### PROVIDED DATA
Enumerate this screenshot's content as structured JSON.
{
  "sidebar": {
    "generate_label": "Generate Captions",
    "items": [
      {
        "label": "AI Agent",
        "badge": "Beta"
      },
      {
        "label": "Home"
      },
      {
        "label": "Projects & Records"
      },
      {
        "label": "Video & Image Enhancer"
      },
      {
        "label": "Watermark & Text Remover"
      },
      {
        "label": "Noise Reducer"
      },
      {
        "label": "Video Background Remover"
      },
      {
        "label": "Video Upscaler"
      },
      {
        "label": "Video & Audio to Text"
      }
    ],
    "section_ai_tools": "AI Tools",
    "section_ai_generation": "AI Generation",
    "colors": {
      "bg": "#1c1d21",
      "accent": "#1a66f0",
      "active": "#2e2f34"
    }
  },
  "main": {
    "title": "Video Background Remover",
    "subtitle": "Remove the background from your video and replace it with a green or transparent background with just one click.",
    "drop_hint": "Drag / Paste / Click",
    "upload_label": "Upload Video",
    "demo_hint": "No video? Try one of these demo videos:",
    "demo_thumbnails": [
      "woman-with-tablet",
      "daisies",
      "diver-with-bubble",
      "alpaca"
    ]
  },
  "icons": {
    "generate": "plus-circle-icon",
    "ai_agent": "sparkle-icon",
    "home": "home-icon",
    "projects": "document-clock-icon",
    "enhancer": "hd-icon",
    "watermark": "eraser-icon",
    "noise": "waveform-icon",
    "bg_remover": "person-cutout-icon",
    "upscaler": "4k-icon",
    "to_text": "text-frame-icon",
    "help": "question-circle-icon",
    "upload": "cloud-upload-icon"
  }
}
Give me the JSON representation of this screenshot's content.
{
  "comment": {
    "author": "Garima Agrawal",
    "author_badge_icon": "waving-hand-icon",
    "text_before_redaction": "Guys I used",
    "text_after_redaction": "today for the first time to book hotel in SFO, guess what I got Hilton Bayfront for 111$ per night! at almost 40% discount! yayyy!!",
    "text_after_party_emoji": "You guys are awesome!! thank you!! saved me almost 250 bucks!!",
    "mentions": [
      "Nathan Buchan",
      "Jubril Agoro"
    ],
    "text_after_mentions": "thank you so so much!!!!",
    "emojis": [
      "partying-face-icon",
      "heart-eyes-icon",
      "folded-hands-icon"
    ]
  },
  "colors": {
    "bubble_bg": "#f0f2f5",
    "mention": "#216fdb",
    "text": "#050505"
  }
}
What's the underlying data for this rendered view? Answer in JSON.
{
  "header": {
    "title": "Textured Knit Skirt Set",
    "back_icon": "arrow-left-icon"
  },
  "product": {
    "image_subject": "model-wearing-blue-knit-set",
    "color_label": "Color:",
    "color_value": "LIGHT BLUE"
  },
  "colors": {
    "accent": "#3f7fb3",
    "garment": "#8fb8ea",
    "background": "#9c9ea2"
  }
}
######
REQUIREMENT: All entries shown above should be printed again exactly.

COMPLETE RESPONSE:
Enumerate this screenshot's content as structured JSON.
{
  "sidebar": {
    "generate_label": "Generate Captions",
    "items": [
      {
        "label": "AI Agent",
        "badge": "Beta"
      },
      {
        "label": "Home"
      },
      {
        "label": "Projects & Records"
      },
      {
        "label": "Video & Image Enhancer"
      },
      {
        "label": "Watermark & Text Remover"
      },
      {
        "label": "Noise Reducer"
      },
      {
        "label": "Video Background Remover"
      },
      {
        "label": "Video Upscaler"
      },
      {
        "label": "Video & Audio to Text"
      }
    ],
    "section_ai_tools": "AI Tools",
    "section_ai_generation": "AI Generation",
    "colors": {
      "bg": "#1c1d21",
      "accent": "#1a66f0",
      "active": "#2e2f34"
    }
  },
  "main": {
    "title": "Video Background Remover",
    "subtitle": "Remove the background from your video and replace it with a green or transparent background with just one click.",
    "drop_hint": "Drag / Paste / Click",
    "upload_label": "Upload Video",
    "demo_hint": "No video? Try one of these demo videos:",
    "demo_thumbnails": [
      "woman-with-tablet",
      "daisies",
      "diver-with-bubble",
      "alpaca"
    ]
  },
  "icons": {
    "generate": "plus-circle-icon",
    "ai_agent": "sparkle-icon",
    "home": "home-icon",
    "projects": "document-clock-icon",
    "enhancer": "hd-icon",
    "watermark": "eraser-icon",
    "noise": "waveform-icon",
    "bg_remover": "person-cutout-icon",
    "upscaler": "4k-icon",
    "to_text": "text-frame-icon",
    "help": "question-circle-icon",
    "upload": "cloud-upload-icon"
  }
}
Give me the JSON representation of this screenshot's content.
{
  "comment": {
    "author": "Garima Agrawal",
    "author_badge_icon": "waving-hand-icon",
    "text_before_redaction": "Guys I used",
    "text_after_redaction": "today for the first time to book hotel in SFO, guess what I got Hilton Bayfront for 111$ per night! at almost 40% discount! yayyy!!",
    "text_after_party_emoji": "You guys are awesome!! thank you!! saved me almost 250 bucks!!",
    "mentions": [
      "Nathan Buchan",
      "Jubril Agoro"
    ],
    "text_after_mentions": "thank you so so much!!!!",
    "emojis": [
      "partying-face-icon",
      "heart-eyes-icon",
      "folded-hands-icon"
    ]
  },
  "colors": {
    "bubble_bg": "#f0f2f5",
    "mention": "#216fdb",
    "text": "#050505"
  }
}
What's the underlying data for this rendered view? Answer in JSON.
{
  "header": {
    "title": "Textured Knit Skirt Set",
    "back_icon": "arrow-left-icon"
  },
  "product": {
    "image_subject": "model-wearing-blue-knit-set",
    "color_label": "Color:",
    "color_value": "LIGHT BLUE"
  },
  "colors": {
    "accent": "#3f7fb3",
    "garment": "#8fb8ea",
    "background": "#9c9ea2"
  }
}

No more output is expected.